> [To do]: Provide only the number of lines in the data below that contain the word "visual".

> [Task material]:
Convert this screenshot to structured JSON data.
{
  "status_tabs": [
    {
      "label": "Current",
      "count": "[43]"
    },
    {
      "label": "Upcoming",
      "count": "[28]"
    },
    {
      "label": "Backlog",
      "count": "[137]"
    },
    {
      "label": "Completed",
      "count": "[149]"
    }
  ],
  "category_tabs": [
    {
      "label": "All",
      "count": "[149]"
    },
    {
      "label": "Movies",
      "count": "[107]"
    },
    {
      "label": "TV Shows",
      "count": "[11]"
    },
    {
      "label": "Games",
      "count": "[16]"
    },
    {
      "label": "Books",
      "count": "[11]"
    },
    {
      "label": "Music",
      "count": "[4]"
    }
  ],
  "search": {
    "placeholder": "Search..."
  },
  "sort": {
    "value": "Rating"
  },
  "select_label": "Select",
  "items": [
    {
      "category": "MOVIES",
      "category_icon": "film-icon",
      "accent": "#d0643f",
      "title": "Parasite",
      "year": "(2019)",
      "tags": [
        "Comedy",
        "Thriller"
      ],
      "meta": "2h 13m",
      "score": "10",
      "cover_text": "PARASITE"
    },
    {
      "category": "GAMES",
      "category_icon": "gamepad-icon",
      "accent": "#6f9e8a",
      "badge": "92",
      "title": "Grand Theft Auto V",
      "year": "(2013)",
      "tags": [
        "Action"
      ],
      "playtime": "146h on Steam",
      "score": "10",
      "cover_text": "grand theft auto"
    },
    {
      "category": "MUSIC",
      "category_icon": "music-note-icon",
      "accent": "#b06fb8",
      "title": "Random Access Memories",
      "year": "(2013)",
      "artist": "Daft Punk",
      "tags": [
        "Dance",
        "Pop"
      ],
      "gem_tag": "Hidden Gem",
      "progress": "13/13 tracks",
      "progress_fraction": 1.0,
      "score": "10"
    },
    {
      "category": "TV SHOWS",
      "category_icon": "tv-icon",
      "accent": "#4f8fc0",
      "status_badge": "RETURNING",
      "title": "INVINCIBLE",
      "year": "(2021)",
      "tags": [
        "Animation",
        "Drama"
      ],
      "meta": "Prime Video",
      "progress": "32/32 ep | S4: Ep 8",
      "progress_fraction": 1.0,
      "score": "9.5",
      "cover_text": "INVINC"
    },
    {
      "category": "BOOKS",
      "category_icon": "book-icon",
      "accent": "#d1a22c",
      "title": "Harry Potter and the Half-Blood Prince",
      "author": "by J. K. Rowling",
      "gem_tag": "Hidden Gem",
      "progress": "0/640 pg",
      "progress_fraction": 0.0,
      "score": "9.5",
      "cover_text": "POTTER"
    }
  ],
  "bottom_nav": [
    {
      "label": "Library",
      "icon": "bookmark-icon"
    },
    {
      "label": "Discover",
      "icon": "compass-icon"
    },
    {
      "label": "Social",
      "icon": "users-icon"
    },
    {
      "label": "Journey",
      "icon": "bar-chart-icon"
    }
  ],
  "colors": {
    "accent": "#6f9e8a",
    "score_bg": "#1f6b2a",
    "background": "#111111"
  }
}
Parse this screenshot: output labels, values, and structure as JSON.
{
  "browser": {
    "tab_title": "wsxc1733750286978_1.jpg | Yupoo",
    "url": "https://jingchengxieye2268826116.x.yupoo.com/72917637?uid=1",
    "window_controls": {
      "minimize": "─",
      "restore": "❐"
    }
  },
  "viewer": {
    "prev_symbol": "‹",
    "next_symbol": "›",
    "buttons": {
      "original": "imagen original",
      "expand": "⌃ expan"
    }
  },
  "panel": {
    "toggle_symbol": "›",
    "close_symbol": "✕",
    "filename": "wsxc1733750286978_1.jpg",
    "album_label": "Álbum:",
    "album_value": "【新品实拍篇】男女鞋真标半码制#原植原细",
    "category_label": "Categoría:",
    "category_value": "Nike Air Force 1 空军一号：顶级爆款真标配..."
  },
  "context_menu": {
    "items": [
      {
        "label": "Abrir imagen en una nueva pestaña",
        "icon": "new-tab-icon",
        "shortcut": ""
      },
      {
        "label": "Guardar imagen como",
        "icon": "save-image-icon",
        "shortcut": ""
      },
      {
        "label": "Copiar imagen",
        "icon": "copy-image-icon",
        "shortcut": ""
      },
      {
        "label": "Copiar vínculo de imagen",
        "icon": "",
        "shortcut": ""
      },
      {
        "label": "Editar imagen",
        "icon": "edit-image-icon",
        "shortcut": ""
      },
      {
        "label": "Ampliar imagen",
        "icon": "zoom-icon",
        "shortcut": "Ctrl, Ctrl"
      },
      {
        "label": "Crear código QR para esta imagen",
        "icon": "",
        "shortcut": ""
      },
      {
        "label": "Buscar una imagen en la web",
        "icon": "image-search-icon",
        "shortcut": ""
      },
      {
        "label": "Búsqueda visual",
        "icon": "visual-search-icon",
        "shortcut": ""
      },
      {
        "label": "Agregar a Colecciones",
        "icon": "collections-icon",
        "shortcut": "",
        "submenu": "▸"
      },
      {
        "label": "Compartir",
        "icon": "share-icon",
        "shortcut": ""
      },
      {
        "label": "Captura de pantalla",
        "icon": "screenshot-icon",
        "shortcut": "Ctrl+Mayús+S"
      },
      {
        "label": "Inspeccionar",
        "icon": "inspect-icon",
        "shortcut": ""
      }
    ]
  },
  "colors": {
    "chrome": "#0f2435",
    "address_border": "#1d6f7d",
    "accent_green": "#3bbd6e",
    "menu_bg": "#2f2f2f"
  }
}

> [Result of this task]: 2